> **WHAT THE TASK ASKS**:
Without the pictures, set down every line of the data exactly.
━━━ MATERIAL PROVIDED ━━━
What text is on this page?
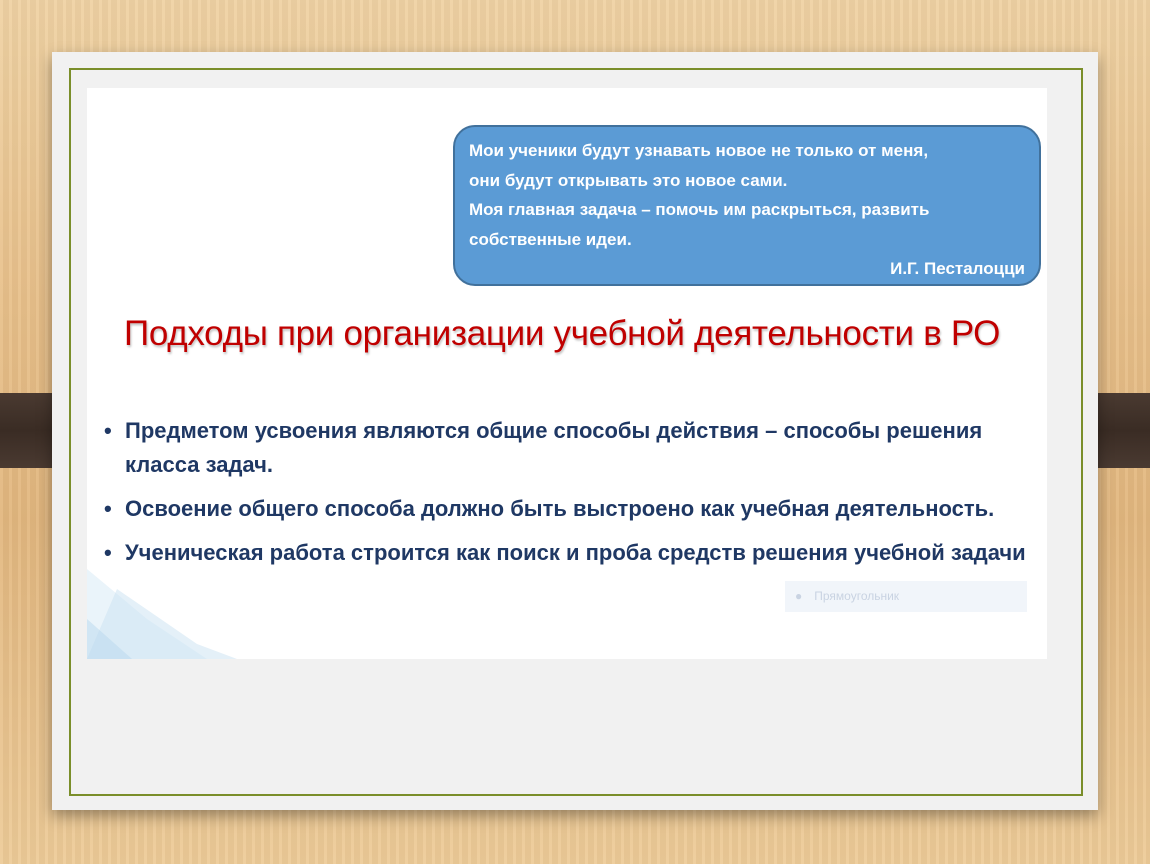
Мои ученики будут узнавать новое не только от меня,
они будут открывать это новое сами.
Моя главная задача – помочь им раскрыться, развить
собственные идеи.
И.Г. Песталоцци
Подходы при организации учебной деятельности в РО
• Предметом усвоения являются общие способы действия – способы решения класса задач.
• Освоение общего способа должно быть выстроено как учебная деятельность.
• Ученическая работа строится как поиск и проба средств решения учебной задачи
● Прямоугольник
━━━
> **COMPLETED EXERCISE**:
What text is on this page?
Мои ученики будут узнавать новое не только от меня,
они будут открывать это новое сами.
Моя главная задача – помочь им раскрыться, развить
собственные идеи.
И.Г. Песталоцци
Подходы при организации учебной деятельности в РО
• Предметом усвоения являются общие способы действия – способы решения класса задач.
• Освоение общего способа должно быть выстроено как учебная деятельность.
• Ученическая работа строится как поиск и проба средств решения учебной задачи
● Прямоугольник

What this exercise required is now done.